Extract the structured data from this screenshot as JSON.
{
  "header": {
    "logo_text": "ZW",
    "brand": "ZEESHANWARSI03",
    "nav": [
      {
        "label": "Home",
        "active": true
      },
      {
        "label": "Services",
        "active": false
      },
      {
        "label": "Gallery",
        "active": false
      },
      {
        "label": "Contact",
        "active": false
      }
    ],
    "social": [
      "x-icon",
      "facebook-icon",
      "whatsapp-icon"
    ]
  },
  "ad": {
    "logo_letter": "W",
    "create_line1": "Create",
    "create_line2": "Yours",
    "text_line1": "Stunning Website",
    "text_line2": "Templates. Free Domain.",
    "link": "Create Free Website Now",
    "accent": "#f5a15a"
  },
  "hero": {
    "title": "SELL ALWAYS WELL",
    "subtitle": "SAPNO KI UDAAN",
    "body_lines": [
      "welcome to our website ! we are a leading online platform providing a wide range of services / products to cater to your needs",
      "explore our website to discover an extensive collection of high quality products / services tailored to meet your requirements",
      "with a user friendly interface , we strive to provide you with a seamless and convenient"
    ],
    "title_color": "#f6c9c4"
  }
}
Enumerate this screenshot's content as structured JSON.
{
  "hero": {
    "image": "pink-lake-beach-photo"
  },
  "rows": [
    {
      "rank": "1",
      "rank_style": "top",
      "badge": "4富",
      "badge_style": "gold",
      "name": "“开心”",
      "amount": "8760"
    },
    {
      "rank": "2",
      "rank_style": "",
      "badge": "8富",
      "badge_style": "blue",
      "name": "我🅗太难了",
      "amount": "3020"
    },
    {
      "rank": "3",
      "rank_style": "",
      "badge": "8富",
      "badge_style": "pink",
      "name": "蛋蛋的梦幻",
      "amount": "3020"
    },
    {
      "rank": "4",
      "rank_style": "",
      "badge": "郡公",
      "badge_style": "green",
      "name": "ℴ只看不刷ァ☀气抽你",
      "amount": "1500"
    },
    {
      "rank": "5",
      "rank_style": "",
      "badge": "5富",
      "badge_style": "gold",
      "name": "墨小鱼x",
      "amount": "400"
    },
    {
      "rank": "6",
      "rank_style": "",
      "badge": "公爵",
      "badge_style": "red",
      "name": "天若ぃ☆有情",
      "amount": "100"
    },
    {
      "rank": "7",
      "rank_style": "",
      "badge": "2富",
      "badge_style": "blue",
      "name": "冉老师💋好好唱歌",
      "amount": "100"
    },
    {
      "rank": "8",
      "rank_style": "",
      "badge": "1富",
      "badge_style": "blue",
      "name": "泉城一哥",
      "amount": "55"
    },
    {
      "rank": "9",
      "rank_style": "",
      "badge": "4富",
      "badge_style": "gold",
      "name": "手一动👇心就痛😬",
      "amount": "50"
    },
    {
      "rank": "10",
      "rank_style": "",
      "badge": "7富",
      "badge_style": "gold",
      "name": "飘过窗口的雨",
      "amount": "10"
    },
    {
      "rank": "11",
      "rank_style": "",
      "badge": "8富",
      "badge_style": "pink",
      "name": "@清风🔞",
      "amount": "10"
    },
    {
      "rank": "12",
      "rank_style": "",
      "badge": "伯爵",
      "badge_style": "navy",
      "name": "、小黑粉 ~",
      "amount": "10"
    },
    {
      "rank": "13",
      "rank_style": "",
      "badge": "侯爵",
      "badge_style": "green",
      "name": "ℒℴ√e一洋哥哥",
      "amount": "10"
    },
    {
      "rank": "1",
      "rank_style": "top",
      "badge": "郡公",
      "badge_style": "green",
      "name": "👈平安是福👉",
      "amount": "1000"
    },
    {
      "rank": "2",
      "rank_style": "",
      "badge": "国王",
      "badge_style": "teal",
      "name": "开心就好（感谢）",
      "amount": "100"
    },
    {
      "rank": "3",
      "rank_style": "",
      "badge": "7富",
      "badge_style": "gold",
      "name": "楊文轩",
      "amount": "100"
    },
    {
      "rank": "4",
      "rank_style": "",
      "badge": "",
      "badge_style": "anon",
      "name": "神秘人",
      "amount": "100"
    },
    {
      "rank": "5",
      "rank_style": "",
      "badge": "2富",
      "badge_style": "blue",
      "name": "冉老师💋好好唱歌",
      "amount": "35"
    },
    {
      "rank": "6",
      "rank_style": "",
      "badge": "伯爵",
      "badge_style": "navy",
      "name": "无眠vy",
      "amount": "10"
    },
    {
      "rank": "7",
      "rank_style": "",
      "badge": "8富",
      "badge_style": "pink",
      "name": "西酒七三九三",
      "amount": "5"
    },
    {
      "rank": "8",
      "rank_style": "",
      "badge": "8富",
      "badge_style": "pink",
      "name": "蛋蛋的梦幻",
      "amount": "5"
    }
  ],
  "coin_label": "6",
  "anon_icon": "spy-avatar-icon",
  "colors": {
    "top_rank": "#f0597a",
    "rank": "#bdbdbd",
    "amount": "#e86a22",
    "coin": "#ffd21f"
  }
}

• _Your goal_
Extract each line of the listing above, copying it word for word.

• _Answer_
Extract the structured data from this screenshot as JSON.
{
  "header": {
    "logo_text": "ZW",
    "brand": "ZEESHANWARSI03",
    "nav": [
      {
        "label": "Home",
        "active": true
      },
      {
        "label": "Services",
        "active": false
      },
      {
        "label": "Gallery",
        "active": false
      },
      {
        "label": "Contact",
        "active": false
      }
    ],
    "social": [
      "x-icon",
      "facebook-icon",
      "whatsapp-icon"
    ]
  },
  "ad": {
    "logo_letter": "W",
    "create_line1": "Create",
    "create_line2": "Yours",
    "text_line1": "Stunning Website",
    "text_line2": "Templates. Free Domain.",
    "link": "Create Free Website Now",
    "accent": "#f5a15a"
  },
  "hero": {
    "title": "SELL ALWAYS WELL",
    "subtitle": "SAPNO KI UDAAN",
    "body_lines": [
      "welcome to our website ! we are a leading online platform providing a wide range of services / products to cater to your needs",
      "explore our website to discover an extensive collection of high quality products / services tailored to meet your requirements",
      "with a user friendly interface , we strive to provide you with a seamless and convenient"
    ],
    "title_color": "#f6c9c4"
  }
}
Enumerate this screenshot's content as structured JSON.
{
  "hero": {
    "image": "pink-lake-beach-photo"
  },
  "rows": [
    {
      "rank": "1",
      "rank_style": "top",
      "badge": "4富",
      "badge_style": "gold",
      "name": "“开心”",
      "amount": "8760"
    },
    {
      "rank": "2",
      "rank_style": "",
      "badge": "8富",
      "badge_style": "blue",
      "name": "我🅗太难了",
      "amount": "3020"
    },
    {
      "rank": "3",
      "rank_style": "",
      "badge": "8富",
      "badge_style": "pink",
      "name": "蛋蛋的梦幻",
      "amount": "3020"
    },
    {
      "rank": "4",
      "rank_style": "",
      "badge": "郡公",
      "badge_style": "green",
      "name": "ℴ只看不刷ァ☀气抽你",
      "amount": "1500"
    },
    {
      "rank": "5",
      "rank_style": "",
      "badge": "5富",
      "badge_style": "gold",
      "name": "墨小鱼x",
      "amount": "400"
    },
    {
      "rank": "6",
      "rank_style": "",
      "badge": "公爵",
      "badge_style": "red",
      "name": "天若ぃ☆有情",
      "amount": "100"
    },
    {
      "rank": "7",
      "rank_style": "",
      "badge": "2富",
      "badge_style": "blue",
      "name": "冉老师💋好好唱歌",
      "amount": "100"
    },
    {
      "rank": "8",
      "rank_style": "",
      "badge": "1富",
      "badge_style": "blue",
      "name": "泉城一哥",
      "amount": "55"
    },
    {
      "rank": "9",
      "rank_style": "",
      "badge": "4富",
      "badge_style": "gold",
      "name": "手一动👇心就痛😬",
      "amount": "50"
    },
    {
      "rank": "10",
      "rank_style": "",
      "badge": "7富",
      "badge_style": "gold",
      "name": "飘过窗口的雨",
      "amount": "10"
    },
    {
      "rank": "11",
      "rank_style": "",
      "badge": "8富",
      "badge_style": "pink",
      "name": "@清风🔞",
      "amount": "10"
    },
    {
      "rank": "12",
      "rank_style": "",
      "badge": "伯爵",
      "badge_style": "navy",
      "name": "、小黑粉 ~",
      "amount": "10"
    },
    {
      "rank": "13",
      "rank_style": "",
      "badge": "侯爵",
      "badge_style": "green",
      "name": "ℒℴ√e一洋哥哥",
      "amount": "10"
    },
    {
      "rank": "1",
      "rank_style": "top",
      "badge": "郡公",
      "badge_style": "green",
      "name": "👈平安是福👉",
      "amount": "1000"
    },
    {
      "rank": "2",
      "rank_style": "",
      "badge": "国王",
      "badge_style": "teal",
      "name": "开心就好（感谢）",
      "amount": "100"
    },
    {
      "rank": "3",
      "rank_style": "",
      "badge": "7富",
      "badge_style": "gold",
      "name": "楊文轩",
      "amount": "100"
    },
    {
      "rank": "4",
      "rank_style": "",
      "badge": "",
      "badge_style": "anon",
      "name": "神秘人",
      "amount": "100"
    },
    {
      "rank": "5",
      "rank_style": "",
      "badge": "2富",
      "badge_style": "blue",
      "name": "冉老师💋好好唱歌",
      "amount": "35"
    },
    {
      "rank": "6",
      "rank_style": "",
      "badge": "伯爵",
      "badge_style": "navy",
      "name": "无眠vy",
      "amount": "10"
    },
    {
      "rank": "7",
      "rank_style": "",
      "badge": "8富",
      "badge_style": "pink",
      "name": "西酒七三九三",
      "amount": "5"
    },
    {
      "rank": "8",
      "rank_style": "",
      "badge": "8富",
      "badge_style": "pink",
      "name": "蛋蛋的梦幻",
      "amount": "5"
    }
  ],
  "coin_label": "6",
  "anon_icon": "spy-avatar-icon",
  "colors": {
    "top_rank": "#f0597a",
    "rank": "#bdbdbd",
    "amount": "#e86a22",
    "coin": "#ffd21f"
  }
}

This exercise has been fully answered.